Prompt:
Continue the Portuguese course review from its last sentence.

Extract to read:
▬▬▬
Score:
1 2 3 4 5 6 (7) 8 9 10
“Seven outta ten!”
Pros:
price; exercises throughout; good coverage of grammar, pronunciation & conversation topics
Cons:
a bit formulaic; learning requires repeating along with dialogs and vocabulary; heavy reliance on English
This course contains ten units that teach both European and Brazilian Portuguese, with a bit of an emphasis on the European variety. Notes about Brazilian differences are given throughout.
Each unit starts off with a dialogue, followed by a vocabulary list, then a commentary introducing finer points of the language. A grammatical section presents grammar traditionally, but also uses practical situations and lots of interlaced exercises to illustrate points. Each unit ends in a reading selection (called “comprehension test” in Portuguese) with comprehension questions in English.
The pronunciation guide at the beginning is extremely thorough and leaves nothing up to inference, using IPA (the International Phonetic Alphabet) to highlight the various ways each letter is pronounced in context. This reliance on linguistic knowledge of phonetics leaves some beginners out in the cold.
▬▬▬
Dataset extract:
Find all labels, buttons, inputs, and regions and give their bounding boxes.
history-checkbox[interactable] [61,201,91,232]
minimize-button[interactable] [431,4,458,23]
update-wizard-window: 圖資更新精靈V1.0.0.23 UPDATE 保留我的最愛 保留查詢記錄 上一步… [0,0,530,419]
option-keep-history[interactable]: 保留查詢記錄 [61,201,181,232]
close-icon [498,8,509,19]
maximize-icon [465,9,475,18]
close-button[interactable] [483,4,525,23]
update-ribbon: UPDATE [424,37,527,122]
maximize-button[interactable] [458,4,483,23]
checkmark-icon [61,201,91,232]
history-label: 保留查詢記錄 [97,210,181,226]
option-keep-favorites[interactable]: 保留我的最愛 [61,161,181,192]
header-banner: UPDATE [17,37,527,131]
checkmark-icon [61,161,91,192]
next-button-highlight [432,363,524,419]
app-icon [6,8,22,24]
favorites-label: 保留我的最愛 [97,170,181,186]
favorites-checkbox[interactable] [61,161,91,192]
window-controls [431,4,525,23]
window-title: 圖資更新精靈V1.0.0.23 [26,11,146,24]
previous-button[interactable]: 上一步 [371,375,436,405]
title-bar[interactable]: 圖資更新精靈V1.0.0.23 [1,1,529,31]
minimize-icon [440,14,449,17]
▬▬▬
Written reply:
Sections at the end of the book include answers to the exercises, a chart of regular verb endings (very handy for learning Portuguese, with its rich verb system), notes about verbs that change spelling or pronunciation in various forms, and a detailed list of all common irregular verbs. This is followed by a short Portuguese-to-English vocabulary list and two very short indexes – one about grammar, one for conversation topics.
The cassettes or CDS are helpful, since they include voice enactments of dialogues and of the reading comprehension sections, as well as a read-through of all of the examples in the pronunciation guide.
Teach Yourself Portuguese isn’t exceptional in most respects, but it is thorough. The topics presented are comprehensive enough to warrant a glance. It’s also one of the cheapest courses of its kind.
In the lessons and pronunciation guide, the author does a good job of distinguishing the Brazilian and European dialect. Discerning learners can remember one and disregard the other, but it could get overwhelming or confusing. The real problem is in the pronunciation (dialogs that begin chapters and the “prova de compreensão” readings that end them) – the tapes/CDs don’t let you know if it’s someone from Brazil or Portugal speaking, so you’re thrown into a mix of both.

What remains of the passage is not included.